Work to do
Copy out every line of the entries below, keeping each one identical to the original.

Record list

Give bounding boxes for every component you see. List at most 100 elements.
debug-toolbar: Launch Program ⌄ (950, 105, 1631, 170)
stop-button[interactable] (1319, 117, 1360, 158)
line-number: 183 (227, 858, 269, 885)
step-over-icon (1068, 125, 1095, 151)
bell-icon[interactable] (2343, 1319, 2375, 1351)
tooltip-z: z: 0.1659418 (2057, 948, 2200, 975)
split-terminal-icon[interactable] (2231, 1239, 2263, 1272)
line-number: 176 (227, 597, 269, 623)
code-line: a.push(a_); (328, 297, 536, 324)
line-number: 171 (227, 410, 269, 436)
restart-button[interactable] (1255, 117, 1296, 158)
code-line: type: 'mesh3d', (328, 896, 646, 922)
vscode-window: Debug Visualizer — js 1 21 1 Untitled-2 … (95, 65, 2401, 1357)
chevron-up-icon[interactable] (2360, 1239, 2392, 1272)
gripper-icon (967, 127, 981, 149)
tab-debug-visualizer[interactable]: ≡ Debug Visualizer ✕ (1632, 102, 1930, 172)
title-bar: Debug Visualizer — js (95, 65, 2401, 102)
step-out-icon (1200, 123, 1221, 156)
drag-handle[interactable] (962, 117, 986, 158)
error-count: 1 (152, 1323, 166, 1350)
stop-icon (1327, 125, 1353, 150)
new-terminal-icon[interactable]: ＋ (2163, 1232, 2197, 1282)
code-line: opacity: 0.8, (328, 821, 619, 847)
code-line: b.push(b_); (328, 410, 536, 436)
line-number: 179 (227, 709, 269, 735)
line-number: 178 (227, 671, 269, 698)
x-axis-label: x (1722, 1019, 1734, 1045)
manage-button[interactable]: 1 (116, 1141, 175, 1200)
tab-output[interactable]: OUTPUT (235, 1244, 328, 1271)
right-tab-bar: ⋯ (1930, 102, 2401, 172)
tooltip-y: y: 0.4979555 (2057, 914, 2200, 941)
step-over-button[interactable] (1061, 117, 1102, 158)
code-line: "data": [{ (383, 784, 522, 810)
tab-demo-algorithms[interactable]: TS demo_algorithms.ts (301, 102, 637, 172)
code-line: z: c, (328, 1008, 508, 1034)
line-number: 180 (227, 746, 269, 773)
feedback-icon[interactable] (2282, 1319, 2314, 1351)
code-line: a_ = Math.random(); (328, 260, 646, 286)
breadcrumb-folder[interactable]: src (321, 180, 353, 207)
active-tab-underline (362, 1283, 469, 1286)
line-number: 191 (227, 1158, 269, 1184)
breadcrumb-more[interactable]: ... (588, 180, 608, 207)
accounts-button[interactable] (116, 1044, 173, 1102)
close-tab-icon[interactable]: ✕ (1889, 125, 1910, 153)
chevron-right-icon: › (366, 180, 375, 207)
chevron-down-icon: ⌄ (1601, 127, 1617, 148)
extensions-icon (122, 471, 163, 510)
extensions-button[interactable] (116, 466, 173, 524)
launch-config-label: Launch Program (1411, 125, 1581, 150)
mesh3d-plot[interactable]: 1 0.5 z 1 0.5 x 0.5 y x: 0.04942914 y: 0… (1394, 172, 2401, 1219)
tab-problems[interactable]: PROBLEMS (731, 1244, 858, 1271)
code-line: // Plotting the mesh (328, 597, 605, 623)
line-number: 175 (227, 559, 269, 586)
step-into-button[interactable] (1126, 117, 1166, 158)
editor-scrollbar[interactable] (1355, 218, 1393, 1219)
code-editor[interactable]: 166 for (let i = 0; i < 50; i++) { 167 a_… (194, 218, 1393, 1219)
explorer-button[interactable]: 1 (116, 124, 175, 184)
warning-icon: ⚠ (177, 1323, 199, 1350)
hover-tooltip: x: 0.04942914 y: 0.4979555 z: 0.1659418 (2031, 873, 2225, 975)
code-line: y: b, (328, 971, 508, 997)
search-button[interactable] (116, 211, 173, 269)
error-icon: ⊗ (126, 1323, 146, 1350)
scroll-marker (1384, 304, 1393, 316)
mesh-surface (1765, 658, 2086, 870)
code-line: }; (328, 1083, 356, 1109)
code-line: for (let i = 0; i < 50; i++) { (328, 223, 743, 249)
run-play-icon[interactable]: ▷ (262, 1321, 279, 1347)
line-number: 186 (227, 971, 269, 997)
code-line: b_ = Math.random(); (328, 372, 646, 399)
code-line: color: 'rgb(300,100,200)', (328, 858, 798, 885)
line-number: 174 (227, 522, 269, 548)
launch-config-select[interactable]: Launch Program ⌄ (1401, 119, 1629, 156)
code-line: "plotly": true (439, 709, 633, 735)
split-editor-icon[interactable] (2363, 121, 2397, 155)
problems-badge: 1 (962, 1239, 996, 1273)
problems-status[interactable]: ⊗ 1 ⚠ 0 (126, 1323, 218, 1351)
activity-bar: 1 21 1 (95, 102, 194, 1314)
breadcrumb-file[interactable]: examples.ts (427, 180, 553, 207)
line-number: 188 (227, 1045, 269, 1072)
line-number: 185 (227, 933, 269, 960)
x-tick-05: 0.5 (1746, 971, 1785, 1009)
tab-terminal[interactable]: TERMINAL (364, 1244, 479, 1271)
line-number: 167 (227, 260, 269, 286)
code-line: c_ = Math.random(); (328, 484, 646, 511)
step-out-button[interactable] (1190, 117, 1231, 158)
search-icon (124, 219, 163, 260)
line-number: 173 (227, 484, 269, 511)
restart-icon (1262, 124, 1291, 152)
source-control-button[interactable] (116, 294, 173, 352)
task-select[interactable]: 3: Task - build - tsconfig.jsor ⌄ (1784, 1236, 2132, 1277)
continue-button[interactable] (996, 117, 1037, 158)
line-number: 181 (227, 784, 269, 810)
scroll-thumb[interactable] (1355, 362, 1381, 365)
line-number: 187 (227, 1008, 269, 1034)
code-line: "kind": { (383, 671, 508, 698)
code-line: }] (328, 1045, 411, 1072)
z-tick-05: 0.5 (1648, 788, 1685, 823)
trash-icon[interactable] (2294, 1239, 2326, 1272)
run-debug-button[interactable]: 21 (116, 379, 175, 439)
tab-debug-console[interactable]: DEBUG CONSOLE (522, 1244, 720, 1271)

Task answer
Give bounding boxes for every component you see. List at most 100 elements.
debug-toolbar: Launch Program ⌄ (950, 105, 1631, 170)
stop-button[interactable] (1319, 117, 1360, 158)
line-number: 183 (227, 858, 269, 885)
step-over-icon (1068, 125, 1095, 151)
bell-icon[interactable] (2343, 1319, 2375, 1351)
tooltip-z: z: 0.1659418 (2057, 948, 2200, 975)
split-terminal-icon[interactable] (2231, 1239, 2263, 1272)
line-number: 176 (227, 597, 269, 623)
code-line: a.push(a_); (328, 297, 536, 324)
line-number: 171 (227, 410, 269, 436)
restart-button[interactable] (1255, 117, 1296, 158)
code-line: type: 'mesh3d', (328, 896, 646, 922)
vscode-window: Debug Visualizer — js 1 21 1 Untitled-2 … (95, 65, 2401, 1357)
chevron-up-icon[interactable] (2360, 1239, 2392, 1272)
gripper-icon (967, 127, 981, 149)
tab-debug-visualizer[interactable]: ≡ Debug Visualizer ✕ (1632, 102, 1930, 172)
title-bar: Debug Visualizer — js (95, 65, 2401, 102)
step-out-icon (1200, 123, 1221, 156)
drag-handle[interactable] (962, 117, 986, 158)
error-count: 1 (152, 1323, 166, 1350)
stop-icon (1327, 125, 1353, 150)
new-terminal-icon[interactable]: ＋ (2163, 1232, 2197, 1282)
code-line: opacity: 0.8, (328, 821, 619, 847)
code-line: b.push(b_); (328, 410, 536, 436)
line-number: 179 (227, 709, 269, 735)
line-number: 178 (227, 671, 269, 698)
x-axis-label: x (1722, 1019, 1734, 1045)
manage-button[interactable]: 1 (116, 1141, 175, 1200)
tab-output[interactable]: OUTPUT (235, 1244, 328, 1271)
right-tab-bar: ⋯ (1930, 102, 2401, 172)
tooltip-y: y: 0.4979555 (2057, 914, 2200, 941)
step-over-button[interactable] (1061, 117, 1102, 158)
code-line: "data": [{ (383, 784, 522, 810)
tab-demo-algorithms[interactable]: TS demo_algorithms.ts (301, 102, 637, 172)
code-line: z: c, (328, 1008, 508, 1034)
line-number: 180 (227, 746, 269, 773)
feedback-icon[interactable] (2282, 1319, 2314, 1351)
code-line: a_ = Math.random(); (328, 260, 646, 286)
breadcrumb-folder[interactable]: src (321, 180, 353, 207)
active-tab-underline (362, 1283, 469, 1286)
line-number: 191 (227, 1158, 269, 1184)
breadcrumb-more[interactable]: ... (588, 180, 608, 207)
accounts-button[interactable] (116, 1044, 173, 1102)
close-tab-icon[interactable]: ✕ (1889, 125, 1910, 153)
chevron-right-icon: › (366, 180, 375, 207)
chevron-down-icon: ⌄ (1601, 127, 1617, 148)
extensions-icon (122, 471, 163, 510)
extensions-button[interactable] (116, 466, 173, 524)
launch-config-label: Launch Program (1411, 125, 1581, 150)
mesh3d-plot[interactable]: 1 0.5 z 1 0.5 x 0.5 y x: 0.04942914 y: 0… (1394, 172, 2401, 1219)
tab-problems[interactable]: PROBLEMS (731, 1244, 858, 1271)
code-line: // Plotting the mesh (328, 597, 605, 623)
line-number: 175 (227, 559, 269, 586)
step-into-button[interactable] (1126, 117, 1166, 158)
editor-scrollbar[interactable] (1355, 218, 1393, 1219)
code-editor[interactable]: 166 for (let i = 0; i < 50; i++) { 167 a_… (194, 218, 1393, 1219)
explorer-button[interactable]: 1 (116, 124, 175, 184)
warning-icon: ⚠ (177, 1323, 199, 1350)
hover-tooltip: x: 0.04942914 y: 0.4979555 z: 0.1659418 (2031, 873, 2225, 975)
code-line: y: b, (328, 971, 508, 997)
search-button[interactable] (116, 211, 173, 269)
error-icon: ⊗ (126, 1323, 146, 1350)
scroll-marker (1384, 304, 1393, 316)
mesh-surface (1765, 658, 2086, 870)
code-line: }; (328, 1083, 356, 1109)
code-line: for (let i = 0; i < 50; i++) { (328, 223, 743, 249)
run-play-icon[interactable]: ▷ (262, 1321, 279, 1347)
line-number: 186 (227, 971, 269, 997)
code-line: b_ = Math.random(); (328, 372, 646, 399)
code-line: color: 'rgb(300,100,200)', (328, 858, 798, 885)
line-number: 174 (227, 522, 269, 548)
launch-config-select[interactable]: Launch Program ⌄ (1401, 119, 1629, 156)
code-line: "plotly": true (439, 709, 633, 735)
split-editor-icon[interactable] (2363, 121, 2397, 155)
problems-badge: 1 (962, 1239, 996, 1273)
problems-status[interactable]: ⊗ 1 ⚠ 0 (126, 1323, 218, 1351)
activity-bar: 1 21 1 (95, 102, 194, 1314)
breadcrumb-file[interactable]: examples.ts (427, 180, 553, 207)
line-number: 188 (227, 1045, 269, 1072)
line-number: 185 (227, 933, 269, 960)
x-tick-05: 0.5 (1746, 971, 1785, 1009)
tab-terminal[interactable]: TERMINAL (364, 1244, 479, 1271)
line-number: 167 (227, 260, 269, 286)
code-line: c_ = Math.random(); (328, 484, 646, 511)
step-out-button[interactable] (1190, 117, 1231, 158)
search-icon (124, 219, 163, 260)
line-number: 173 (227, 484, 269, 511)
restart-icon (1262, 124, 1291, 152)
source-control-button[interactable] (116, 294, 173, 352)
task-select[interactable]: 3: Task - build - tsconfig.jsor ⌄ (1784, 1236, 2132, 1277)
continue-button[interactable] (996, 117, 1037, 158)
line-number: 181 (227, 784, 269, 810)
scroll-thumb[interactable] (1355, 362, 1381, 365)
line-number: 187 (227, 1008, 269, 1034)
code-line: "kind": { (383, 671, 508, 698)
code-line: }] (328, 1045, 411, 1072)
z-tick-05: 0.5 (1648, 788, 1685, 823)
trash-icon[interactable] (2294, 1239, 2326, 1272)
run-debug-button[interactable]: 21 (116, 379, 175, 439)
tab-debug-console[interactable]: DEBUG CONSOLE (522, 1244, 720, 1271)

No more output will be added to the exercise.